- Work to do: Go through the entries and say how many lines contain the string "text". The number is the whole answer.

- Provided information:

* * * * *

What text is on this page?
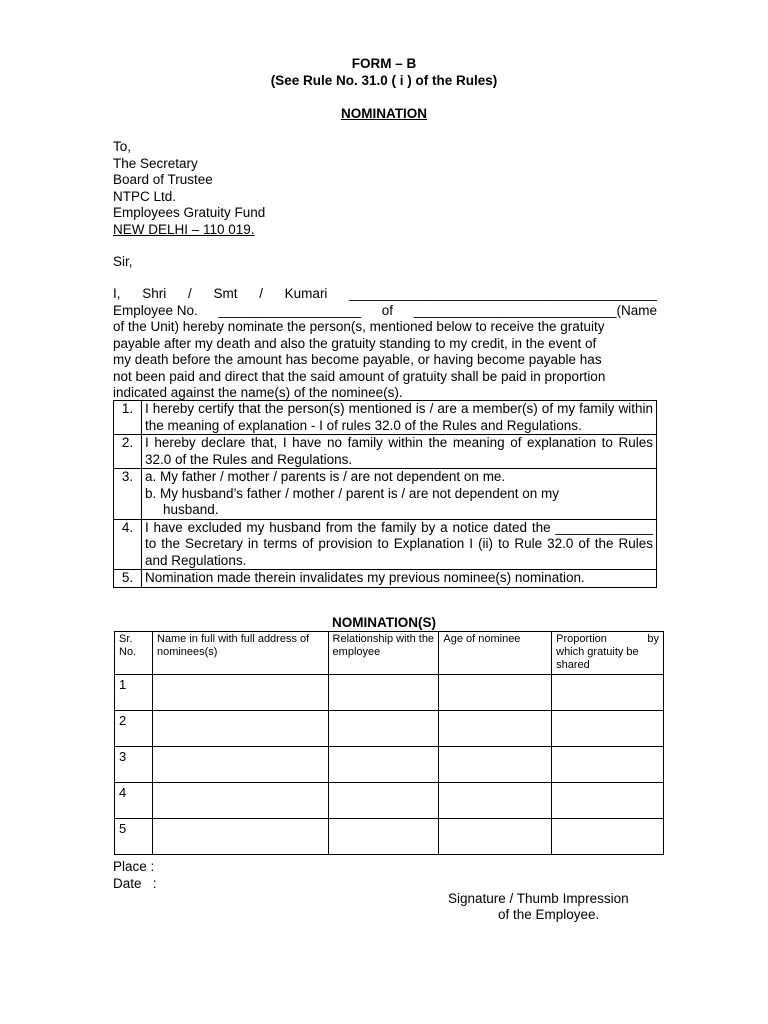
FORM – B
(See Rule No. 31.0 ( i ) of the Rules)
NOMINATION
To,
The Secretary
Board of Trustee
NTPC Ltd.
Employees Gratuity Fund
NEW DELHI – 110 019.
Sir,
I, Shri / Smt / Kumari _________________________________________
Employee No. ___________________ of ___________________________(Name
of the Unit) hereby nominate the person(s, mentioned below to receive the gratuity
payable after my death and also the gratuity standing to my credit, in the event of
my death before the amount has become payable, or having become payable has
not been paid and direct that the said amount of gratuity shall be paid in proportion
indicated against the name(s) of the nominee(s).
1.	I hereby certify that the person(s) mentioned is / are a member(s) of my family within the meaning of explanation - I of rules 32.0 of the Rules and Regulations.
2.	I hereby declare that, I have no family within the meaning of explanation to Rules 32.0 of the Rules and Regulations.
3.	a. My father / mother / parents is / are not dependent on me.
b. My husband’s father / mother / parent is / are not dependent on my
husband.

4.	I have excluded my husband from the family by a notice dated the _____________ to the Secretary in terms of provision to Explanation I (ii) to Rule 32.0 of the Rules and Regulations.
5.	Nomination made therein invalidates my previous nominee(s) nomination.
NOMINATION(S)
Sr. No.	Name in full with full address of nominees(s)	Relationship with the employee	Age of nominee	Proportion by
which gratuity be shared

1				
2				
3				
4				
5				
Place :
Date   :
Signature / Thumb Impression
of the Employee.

* * * * *

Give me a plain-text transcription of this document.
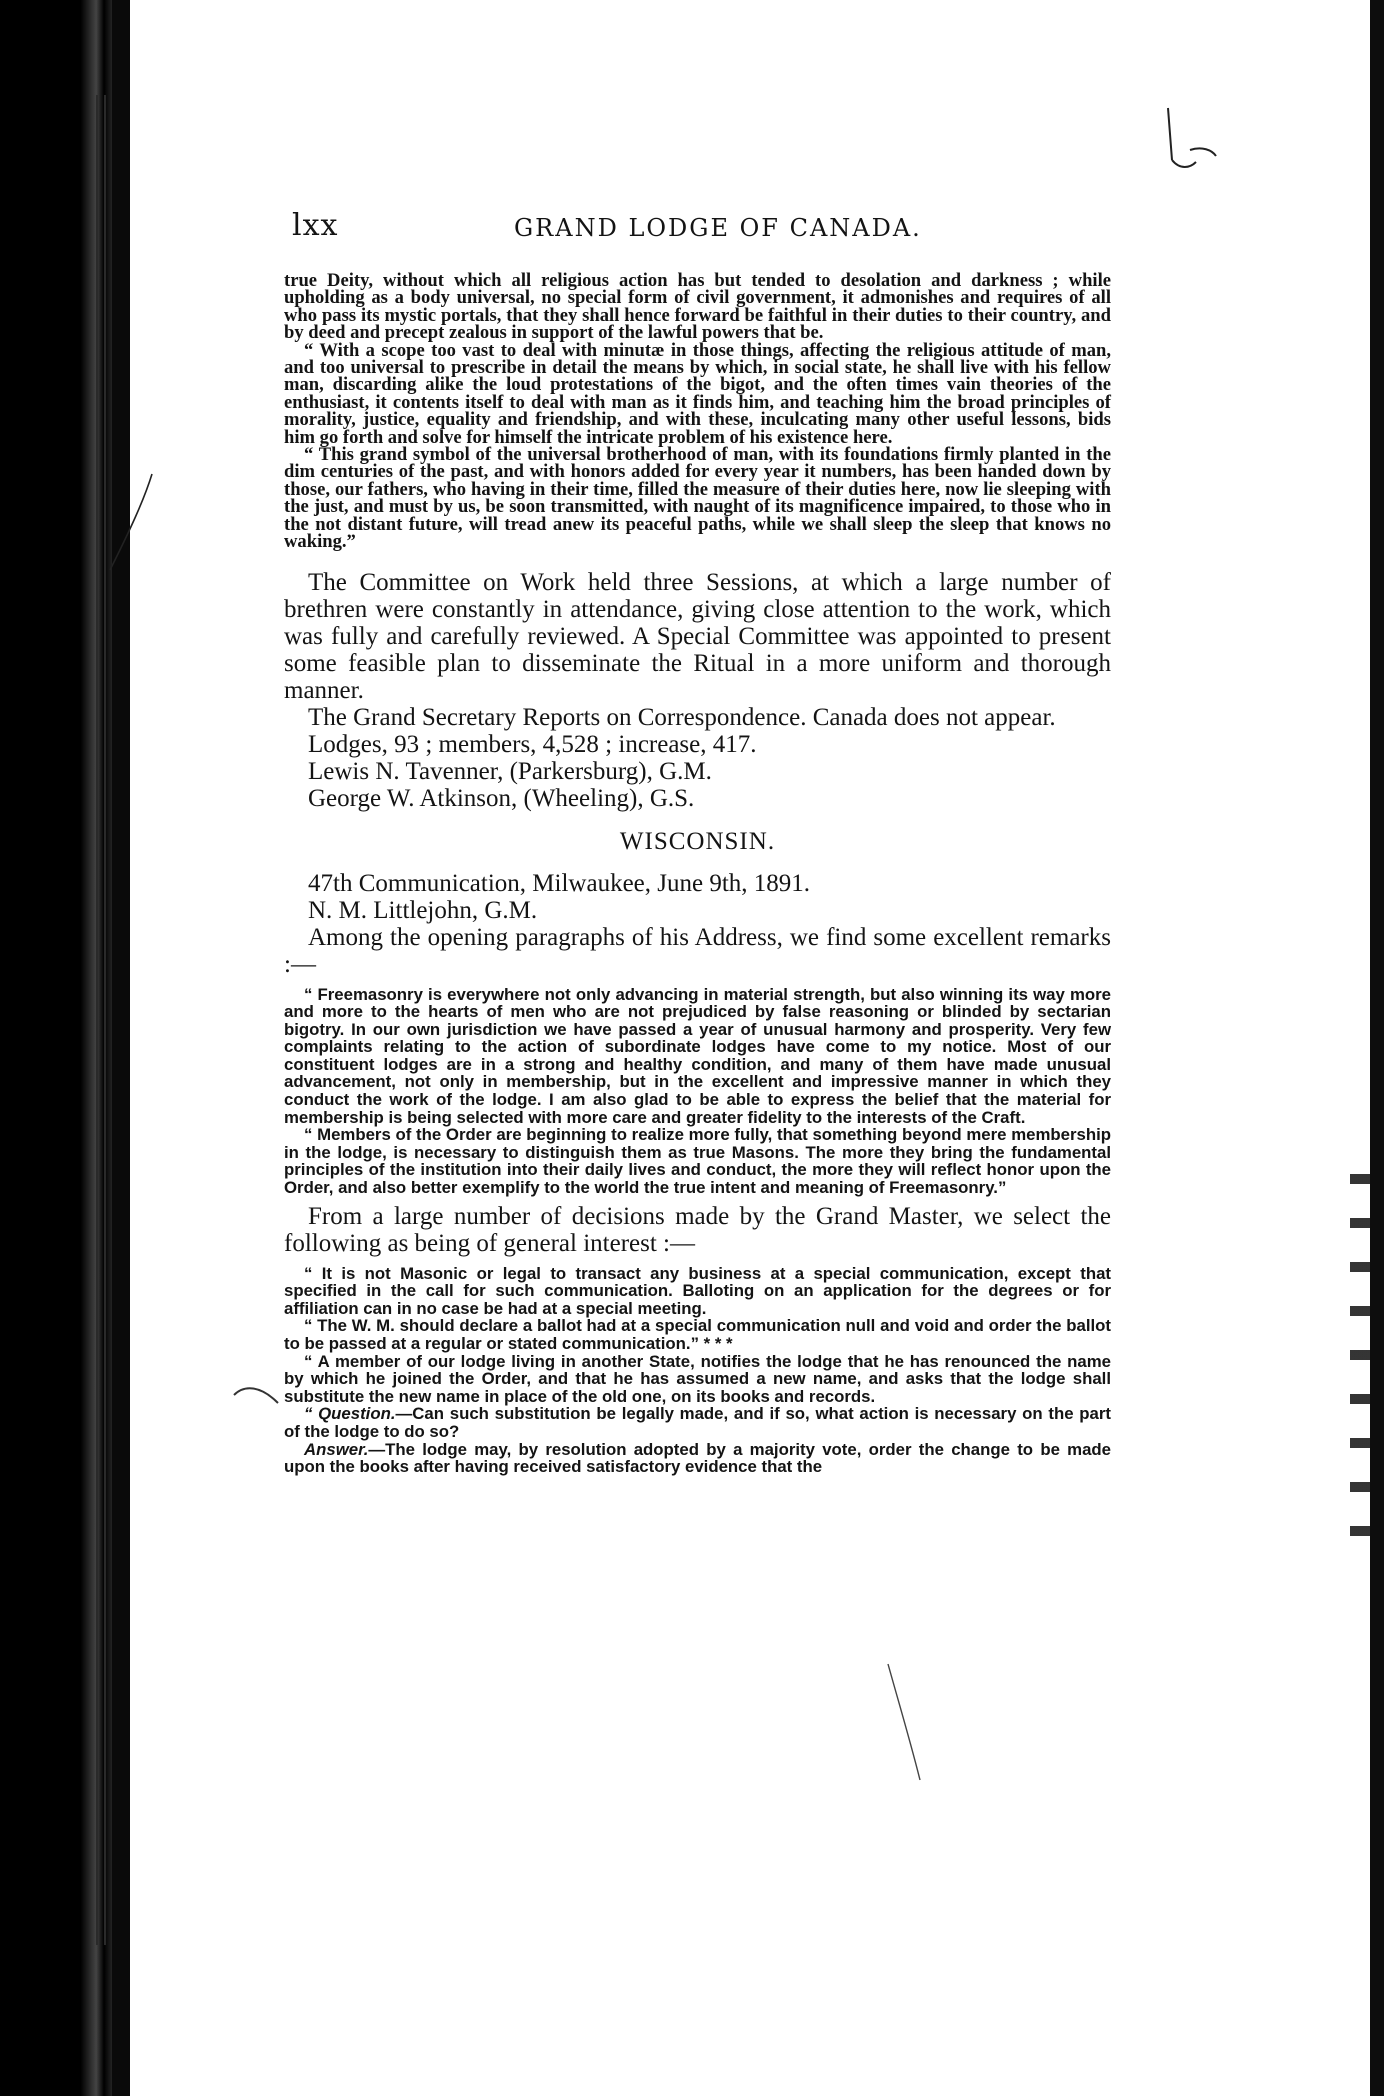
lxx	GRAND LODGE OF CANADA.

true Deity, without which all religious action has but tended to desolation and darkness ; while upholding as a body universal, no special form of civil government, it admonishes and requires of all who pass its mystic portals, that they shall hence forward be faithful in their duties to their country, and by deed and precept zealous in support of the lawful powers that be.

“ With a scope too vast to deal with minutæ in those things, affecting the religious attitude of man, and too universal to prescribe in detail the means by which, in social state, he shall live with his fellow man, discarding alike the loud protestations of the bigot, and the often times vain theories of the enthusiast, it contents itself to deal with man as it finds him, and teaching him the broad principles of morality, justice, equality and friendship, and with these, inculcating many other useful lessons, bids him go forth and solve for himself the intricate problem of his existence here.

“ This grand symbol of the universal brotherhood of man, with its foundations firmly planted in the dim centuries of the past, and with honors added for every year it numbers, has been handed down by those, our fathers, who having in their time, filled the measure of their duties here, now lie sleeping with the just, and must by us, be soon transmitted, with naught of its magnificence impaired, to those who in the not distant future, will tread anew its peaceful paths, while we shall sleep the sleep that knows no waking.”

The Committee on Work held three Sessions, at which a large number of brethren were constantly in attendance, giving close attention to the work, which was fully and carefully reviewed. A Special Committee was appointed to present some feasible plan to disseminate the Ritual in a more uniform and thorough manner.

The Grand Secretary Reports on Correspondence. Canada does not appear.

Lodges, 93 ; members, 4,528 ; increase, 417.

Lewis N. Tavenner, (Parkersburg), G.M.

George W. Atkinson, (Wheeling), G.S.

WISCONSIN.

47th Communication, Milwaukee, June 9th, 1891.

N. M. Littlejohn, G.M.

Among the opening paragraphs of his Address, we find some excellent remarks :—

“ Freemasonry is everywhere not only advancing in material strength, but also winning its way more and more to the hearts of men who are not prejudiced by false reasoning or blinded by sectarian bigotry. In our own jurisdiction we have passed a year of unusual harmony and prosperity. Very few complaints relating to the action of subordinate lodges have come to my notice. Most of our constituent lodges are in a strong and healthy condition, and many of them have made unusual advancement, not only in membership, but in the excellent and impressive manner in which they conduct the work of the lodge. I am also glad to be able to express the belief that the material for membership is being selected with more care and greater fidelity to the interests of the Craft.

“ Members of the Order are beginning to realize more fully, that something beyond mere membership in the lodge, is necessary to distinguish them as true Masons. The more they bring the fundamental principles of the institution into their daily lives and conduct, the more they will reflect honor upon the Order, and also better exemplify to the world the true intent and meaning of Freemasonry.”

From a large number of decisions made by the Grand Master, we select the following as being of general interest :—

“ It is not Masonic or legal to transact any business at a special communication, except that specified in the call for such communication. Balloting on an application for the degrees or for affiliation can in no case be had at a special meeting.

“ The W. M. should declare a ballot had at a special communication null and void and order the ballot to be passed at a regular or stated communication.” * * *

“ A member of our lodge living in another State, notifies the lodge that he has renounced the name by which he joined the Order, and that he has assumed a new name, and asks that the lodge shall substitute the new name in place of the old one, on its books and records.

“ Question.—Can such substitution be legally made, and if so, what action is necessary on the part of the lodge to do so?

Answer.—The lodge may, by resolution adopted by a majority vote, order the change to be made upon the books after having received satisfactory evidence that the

* * * * *

- The completed task: 2